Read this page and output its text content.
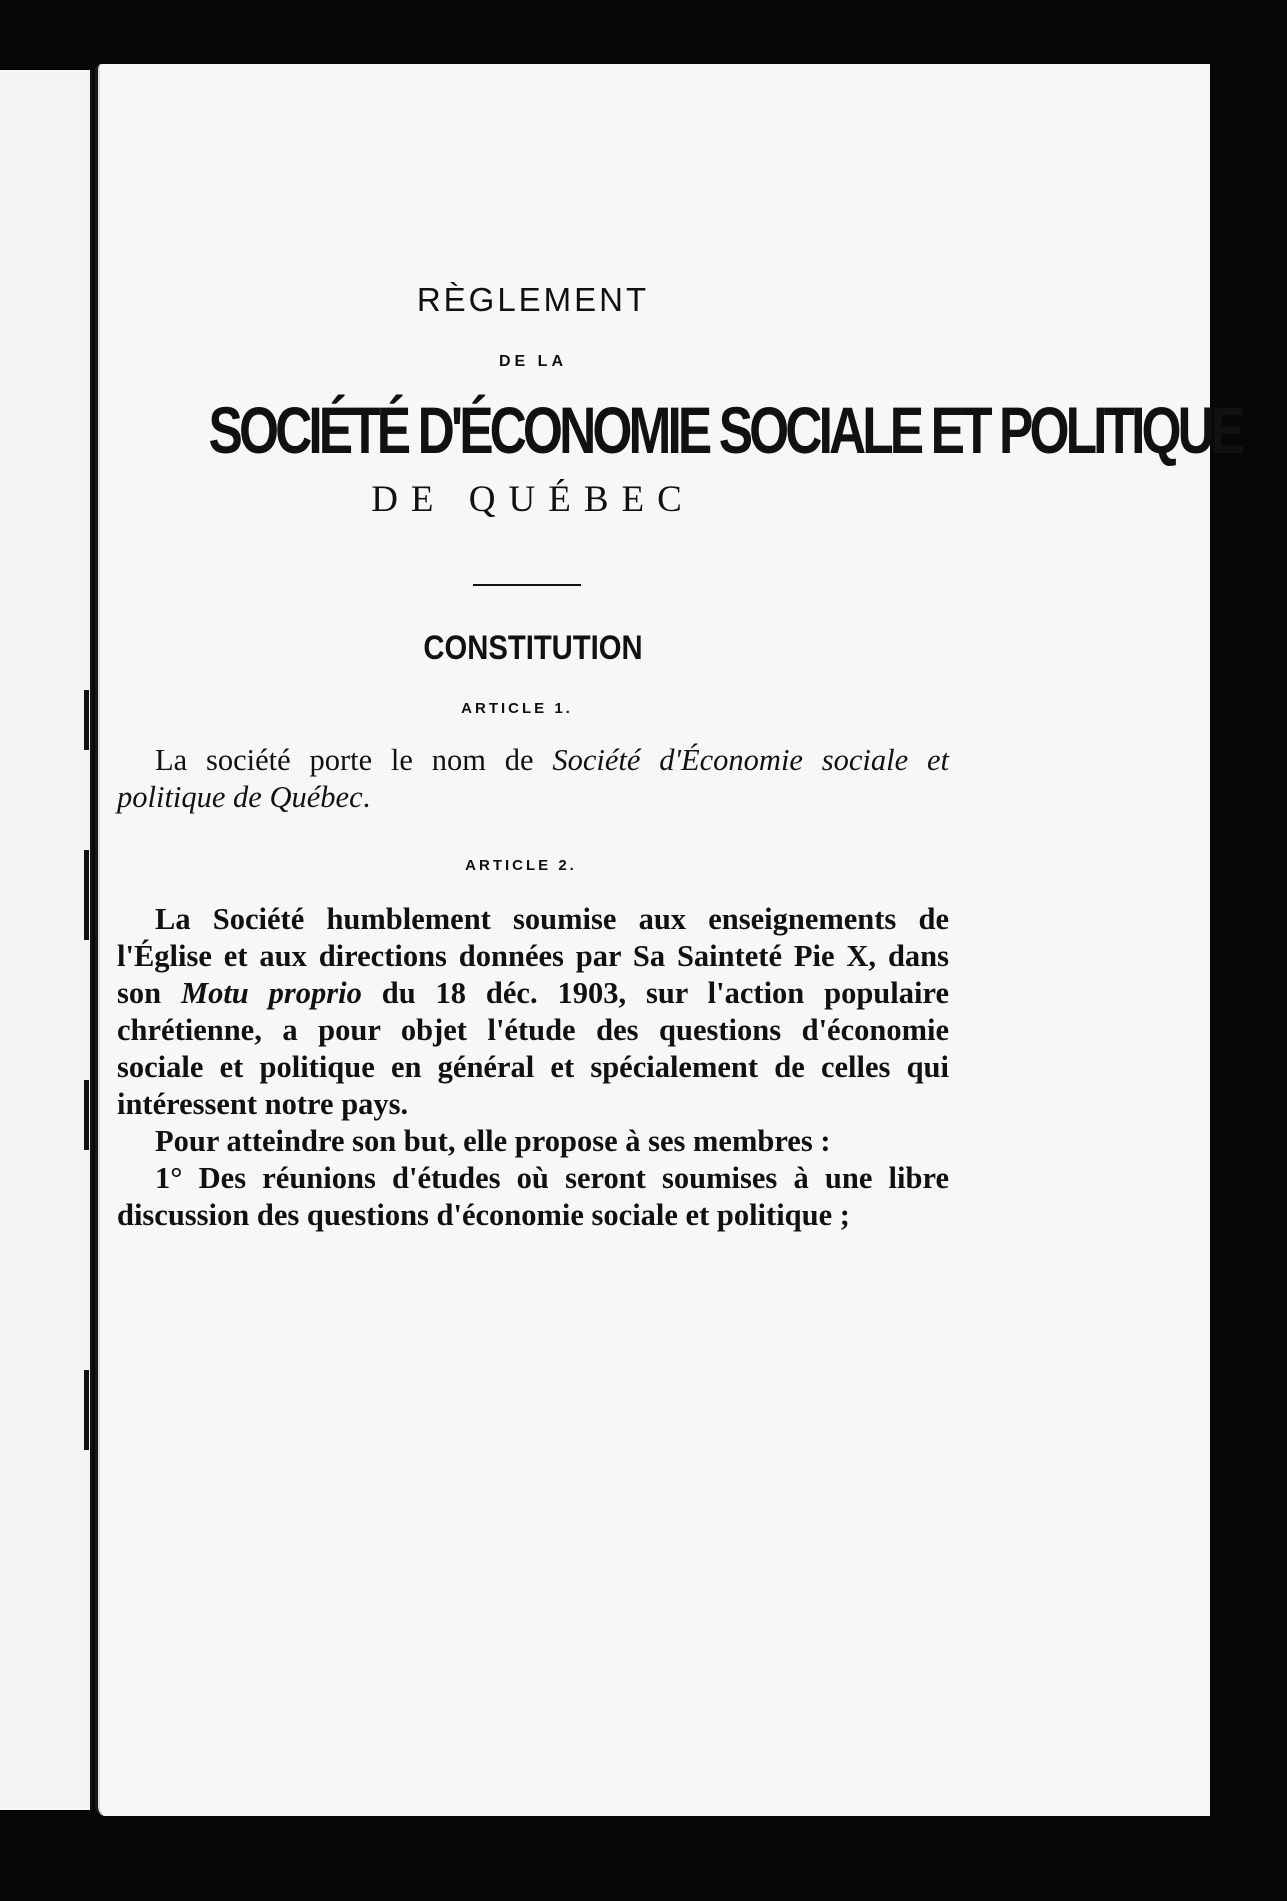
RÈGLEMENT
DE LA
SOCIÉTÉ D'ÉCONOMIE SOCIALE ET POLITIQUE
DE QUÉBEC
CONSTITUTION
ARTICLE 1.

La société porte le nom de Société d'Économie sociale et politique de Québec.

ARTICLE 2.

La Société humblement soumise aux enseignements de l'Église et aux directions données par Sa Sainteté Pie X, dans son Motu proprio du 18 déc. 1903, sur l'action populaire chrétienne, a pour objet l'étude des questions d'économie sociale et politique en général et spécialement de celles qui intéressent notre pays.

Pour atteindre son but, elle propose à ses membres :

1° Des réunions d'études où seront soumises à une libre discussion des questions d'économie sociale et politique ;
◇ ◇ ◇
All of the lines above should be retyped precisely, apart from the pictures.

Read this page and output its text content.
RÈGLEMENT
DE LA
SOCIÉTÉ D'ÉCONOMIE SOCIALE ET POLITIQUE
DE QUÉBEC
CONSTITUTION
ARTICLE 1.

La société porte le nom de Société d'Économie sociale et politique de Québec.

ARTICLE 2.

La Société humblement soumise aux enseignements de l'Église et aux directions données par Sa Sainteté Pie X, dans son Motu proprio du 18 déc. 1903, sur l'action populaire chrétienne, a pour objet l'étude des questions d'économie sociale et politique en général et spécialement de celles qui intéressent notre pays.

Pour atteindre son but, elle propose à ses membres :

1° Des réunions d'études où seront soumises à une libre discussion des questions d'économie sociale et politique ;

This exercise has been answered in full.